- _TASK STATEMENT_
Search the listing below for "Unit". Copy each matching line.

* * * * * * * * *

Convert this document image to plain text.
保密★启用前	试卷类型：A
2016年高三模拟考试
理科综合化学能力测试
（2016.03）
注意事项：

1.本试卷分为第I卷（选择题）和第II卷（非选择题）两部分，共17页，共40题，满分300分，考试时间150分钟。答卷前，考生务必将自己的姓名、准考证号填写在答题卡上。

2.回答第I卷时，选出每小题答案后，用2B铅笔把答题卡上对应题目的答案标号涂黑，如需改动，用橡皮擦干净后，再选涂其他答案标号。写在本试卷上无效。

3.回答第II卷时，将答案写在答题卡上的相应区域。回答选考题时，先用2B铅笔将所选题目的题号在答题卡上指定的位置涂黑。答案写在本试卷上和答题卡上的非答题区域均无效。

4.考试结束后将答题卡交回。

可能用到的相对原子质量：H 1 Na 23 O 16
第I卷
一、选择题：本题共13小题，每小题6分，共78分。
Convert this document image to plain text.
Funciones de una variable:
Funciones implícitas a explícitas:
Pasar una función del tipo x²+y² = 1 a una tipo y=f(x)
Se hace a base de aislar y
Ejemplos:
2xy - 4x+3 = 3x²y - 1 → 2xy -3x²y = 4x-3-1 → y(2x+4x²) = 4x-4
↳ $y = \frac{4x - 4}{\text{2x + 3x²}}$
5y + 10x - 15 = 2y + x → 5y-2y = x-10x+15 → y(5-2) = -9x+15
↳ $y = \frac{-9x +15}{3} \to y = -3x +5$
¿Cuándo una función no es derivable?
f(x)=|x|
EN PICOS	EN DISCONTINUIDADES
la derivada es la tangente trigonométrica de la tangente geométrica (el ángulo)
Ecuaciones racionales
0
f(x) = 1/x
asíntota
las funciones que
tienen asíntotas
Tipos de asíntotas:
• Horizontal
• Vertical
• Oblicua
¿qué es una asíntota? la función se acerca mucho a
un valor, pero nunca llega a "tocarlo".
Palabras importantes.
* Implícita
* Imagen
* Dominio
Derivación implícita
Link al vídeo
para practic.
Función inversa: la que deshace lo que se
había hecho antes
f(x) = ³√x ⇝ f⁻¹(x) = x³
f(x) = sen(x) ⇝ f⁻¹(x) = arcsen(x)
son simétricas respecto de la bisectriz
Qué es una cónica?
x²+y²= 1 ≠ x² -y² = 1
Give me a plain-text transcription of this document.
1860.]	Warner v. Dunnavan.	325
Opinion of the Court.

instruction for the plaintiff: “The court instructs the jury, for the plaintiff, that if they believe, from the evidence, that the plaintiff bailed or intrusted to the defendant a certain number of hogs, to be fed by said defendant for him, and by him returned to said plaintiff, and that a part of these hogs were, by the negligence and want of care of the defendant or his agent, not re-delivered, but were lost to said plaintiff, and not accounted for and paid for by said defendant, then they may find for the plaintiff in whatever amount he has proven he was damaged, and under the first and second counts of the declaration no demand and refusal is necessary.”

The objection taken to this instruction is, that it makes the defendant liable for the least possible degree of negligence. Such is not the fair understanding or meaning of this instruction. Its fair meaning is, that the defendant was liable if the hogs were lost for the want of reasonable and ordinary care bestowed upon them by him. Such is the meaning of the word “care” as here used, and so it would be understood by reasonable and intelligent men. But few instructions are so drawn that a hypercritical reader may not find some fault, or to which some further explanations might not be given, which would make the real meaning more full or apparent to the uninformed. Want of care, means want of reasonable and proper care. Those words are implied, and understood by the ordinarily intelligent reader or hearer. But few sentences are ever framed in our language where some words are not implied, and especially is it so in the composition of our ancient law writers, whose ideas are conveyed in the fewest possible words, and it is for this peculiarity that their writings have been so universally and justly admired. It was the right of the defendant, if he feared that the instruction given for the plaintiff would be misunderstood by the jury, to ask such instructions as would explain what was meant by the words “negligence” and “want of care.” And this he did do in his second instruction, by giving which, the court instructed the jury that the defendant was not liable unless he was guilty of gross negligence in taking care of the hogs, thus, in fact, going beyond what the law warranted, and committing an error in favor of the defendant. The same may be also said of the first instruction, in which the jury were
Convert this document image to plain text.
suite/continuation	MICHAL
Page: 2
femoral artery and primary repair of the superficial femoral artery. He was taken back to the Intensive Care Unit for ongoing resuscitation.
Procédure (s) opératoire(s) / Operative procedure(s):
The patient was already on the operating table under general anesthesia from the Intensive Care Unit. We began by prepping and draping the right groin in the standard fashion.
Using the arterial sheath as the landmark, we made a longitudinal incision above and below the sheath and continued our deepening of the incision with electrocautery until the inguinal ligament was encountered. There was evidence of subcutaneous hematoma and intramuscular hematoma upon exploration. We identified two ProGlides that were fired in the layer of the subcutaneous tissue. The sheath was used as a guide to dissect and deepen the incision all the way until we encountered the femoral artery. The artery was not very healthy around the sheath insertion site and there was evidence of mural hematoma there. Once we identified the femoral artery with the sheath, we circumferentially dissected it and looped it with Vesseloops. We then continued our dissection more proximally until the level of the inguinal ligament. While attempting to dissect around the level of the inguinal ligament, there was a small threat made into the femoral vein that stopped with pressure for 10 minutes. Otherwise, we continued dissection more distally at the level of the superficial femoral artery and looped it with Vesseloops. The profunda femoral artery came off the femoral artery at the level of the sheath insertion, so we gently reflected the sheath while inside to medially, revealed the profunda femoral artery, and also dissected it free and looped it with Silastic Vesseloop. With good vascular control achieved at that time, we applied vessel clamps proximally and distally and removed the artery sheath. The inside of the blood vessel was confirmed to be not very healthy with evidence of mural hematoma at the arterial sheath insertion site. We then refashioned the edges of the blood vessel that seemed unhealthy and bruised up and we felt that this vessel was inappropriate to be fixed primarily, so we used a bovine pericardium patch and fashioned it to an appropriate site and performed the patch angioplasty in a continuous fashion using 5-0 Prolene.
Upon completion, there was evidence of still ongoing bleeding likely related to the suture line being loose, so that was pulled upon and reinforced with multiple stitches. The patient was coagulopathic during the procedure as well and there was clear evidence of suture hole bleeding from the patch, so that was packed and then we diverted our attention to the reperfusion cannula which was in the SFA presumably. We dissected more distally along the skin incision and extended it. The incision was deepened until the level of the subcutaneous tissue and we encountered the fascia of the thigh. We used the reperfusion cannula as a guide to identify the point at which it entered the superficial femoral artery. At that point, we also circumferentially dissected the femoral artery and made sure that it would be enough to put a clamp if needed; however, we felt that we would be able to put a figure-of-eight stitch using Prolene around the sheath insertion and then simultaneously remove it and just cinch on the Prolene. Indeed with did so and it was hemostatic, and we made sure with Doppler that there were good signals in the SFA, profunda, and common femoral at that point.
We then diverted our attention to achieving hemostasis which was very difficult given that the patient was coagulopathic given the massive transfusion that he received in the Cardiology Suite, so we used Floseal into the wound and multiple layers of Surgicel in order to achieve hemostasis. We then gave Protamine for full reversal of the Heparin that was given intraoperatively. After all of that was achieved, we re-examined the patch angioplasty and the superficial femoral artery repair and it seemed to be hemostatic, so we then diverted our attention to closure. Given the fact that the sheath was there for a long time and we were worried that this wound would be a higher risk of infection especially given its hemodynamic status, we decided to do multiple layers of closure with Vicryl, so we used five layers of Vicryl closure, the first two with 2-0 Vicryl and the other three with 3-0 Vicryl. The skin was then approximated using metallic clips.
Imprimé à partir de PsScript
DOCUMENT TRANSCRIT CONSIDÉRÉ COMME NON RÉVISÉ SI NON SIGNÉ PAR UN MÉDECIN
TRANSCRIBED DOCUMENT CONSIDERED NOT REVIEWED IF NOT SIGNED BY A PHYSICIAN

* * * * * * * * *

- _RIGHT ANSWER_
femoral artery and primary repair of the superficial femoral artery. He was taken back to the Intensive Care Unit for ongoing resuscitation.
The patient was already on the operating table under general anesthesia from the Intensive Care Unit. We began by prepping and draping the right groin in the standard fashion.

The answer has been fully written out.